## Requirements:
Below are some records. Count the lines with "title" in them and give nothing but the total.

## Material to process:
════

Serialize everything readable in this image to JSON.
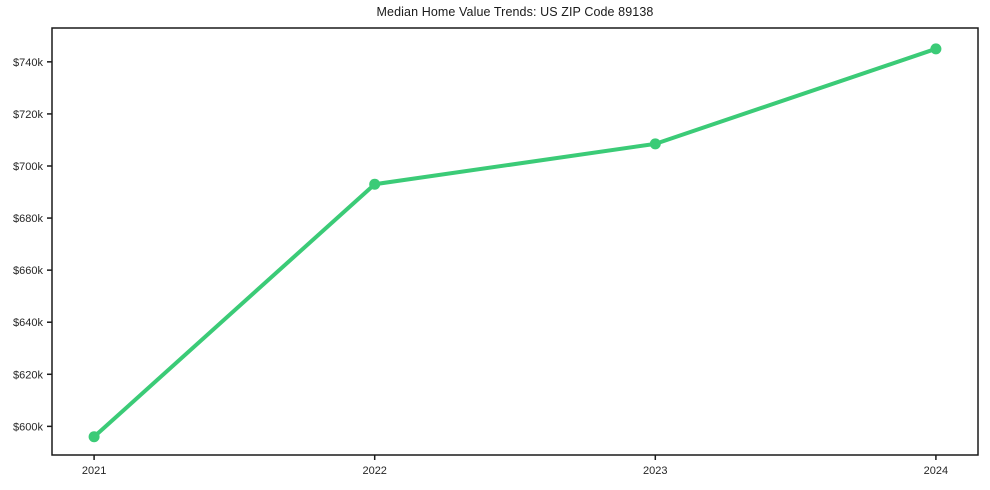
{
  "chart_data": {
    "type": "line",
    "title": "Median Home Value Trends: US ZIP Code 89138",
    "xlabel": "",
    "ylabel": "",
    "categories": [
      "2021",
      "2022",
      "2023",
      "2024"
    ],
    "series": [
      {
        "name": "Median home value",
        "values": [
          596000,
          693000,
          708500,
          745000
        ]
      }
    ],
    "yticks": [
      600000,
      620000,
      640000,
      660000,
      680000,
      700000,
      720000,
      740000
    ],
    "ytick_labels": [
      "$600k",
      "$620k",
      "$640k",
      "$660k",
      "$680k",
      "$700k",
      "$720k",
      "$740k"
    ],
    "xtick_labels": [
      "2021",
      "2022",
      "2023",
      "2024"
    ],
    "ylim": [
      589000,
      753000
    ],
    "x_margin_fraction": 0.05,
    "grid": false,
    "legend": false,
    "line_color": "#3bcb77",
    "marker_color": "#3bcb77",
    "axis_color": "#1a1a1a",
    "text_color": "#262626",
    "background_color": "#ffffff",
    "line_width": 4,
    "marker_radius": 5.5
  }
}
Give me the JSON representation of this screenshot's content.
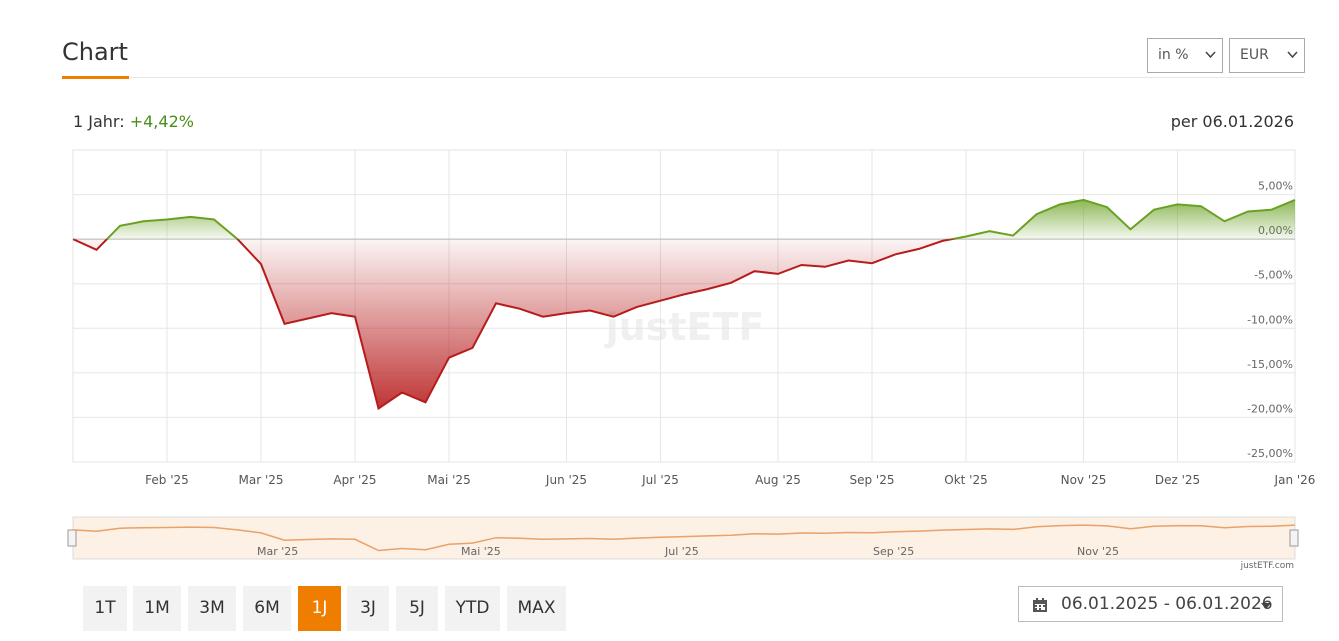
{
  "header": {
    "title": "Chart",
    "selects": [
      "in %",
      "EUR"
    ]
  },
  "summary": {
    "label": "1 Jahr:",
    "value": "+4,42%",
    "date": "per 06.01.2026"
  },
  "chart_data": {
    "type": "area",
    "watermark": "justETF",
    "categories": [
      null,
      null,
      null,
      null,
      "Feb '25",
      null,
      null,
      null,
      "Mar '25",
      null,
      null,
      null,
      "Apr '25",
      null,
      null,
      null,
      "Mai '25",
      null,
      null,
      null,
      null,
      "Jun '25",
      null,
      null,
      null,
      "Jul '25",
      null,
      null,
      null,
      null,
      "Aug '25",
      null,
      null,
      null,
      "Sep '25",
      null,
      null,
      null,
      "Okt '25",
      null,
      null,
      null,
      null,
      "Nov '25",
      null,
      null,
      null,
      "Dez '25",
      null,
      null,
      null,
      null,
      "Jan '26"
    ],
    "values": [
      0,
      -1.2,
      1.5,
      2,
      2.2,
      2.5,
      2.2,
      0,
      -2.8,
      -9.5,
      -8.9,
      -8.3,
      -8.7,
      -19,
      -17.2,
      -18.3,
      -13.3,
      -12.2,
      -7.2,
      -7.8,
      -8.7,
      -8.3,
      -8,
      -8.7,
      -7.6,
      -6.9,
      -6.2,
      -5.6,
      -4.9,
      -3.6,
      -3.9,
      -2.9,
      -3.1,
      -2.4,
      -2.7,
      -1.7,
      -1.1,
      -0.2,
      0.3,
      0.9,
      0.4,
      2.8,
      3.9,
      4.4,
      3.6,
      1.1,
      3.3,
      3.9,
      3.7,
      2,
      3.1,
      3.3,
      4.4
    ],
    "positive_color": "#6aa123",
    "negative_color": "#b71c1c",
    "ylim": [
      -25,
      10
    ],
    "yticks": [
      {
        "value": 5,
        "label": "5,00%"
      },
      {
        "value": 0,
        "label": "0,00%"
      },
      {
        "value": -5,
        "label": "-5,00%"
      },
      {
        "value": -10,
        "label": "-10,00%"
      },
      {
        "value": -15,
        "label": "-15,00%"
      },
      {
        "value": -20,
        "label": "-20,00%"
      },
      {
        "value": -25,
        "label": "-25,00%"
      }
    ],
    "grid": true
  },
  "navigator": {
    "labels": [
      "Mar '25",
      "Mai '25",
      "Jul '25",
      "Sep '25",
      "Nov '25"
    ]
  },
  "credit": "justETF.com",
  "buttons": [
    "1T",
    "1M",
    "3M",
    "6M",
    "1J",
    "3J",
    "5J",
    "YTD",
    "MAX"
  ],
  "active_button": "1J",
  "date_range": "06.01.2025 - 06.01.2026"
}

════

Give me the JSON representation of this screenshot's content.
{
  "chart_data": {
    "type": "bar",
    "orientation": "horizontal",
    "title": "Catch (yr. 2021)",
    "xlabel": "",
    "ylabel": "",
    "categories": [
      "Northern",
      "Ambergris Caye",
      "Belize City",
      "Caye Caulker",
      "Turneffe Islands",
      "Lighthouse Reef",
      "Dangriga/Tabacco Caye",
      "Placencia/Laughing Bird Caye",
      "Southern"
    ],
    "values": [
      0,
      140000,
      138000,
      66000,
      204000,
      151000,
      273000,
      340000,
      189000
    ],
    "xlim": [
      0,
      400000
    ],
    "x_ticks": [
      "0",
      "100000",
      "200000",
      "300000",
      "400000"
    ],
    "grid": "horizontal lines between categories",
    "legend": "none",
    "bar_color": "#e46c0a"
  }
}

════

## Solved problem:
3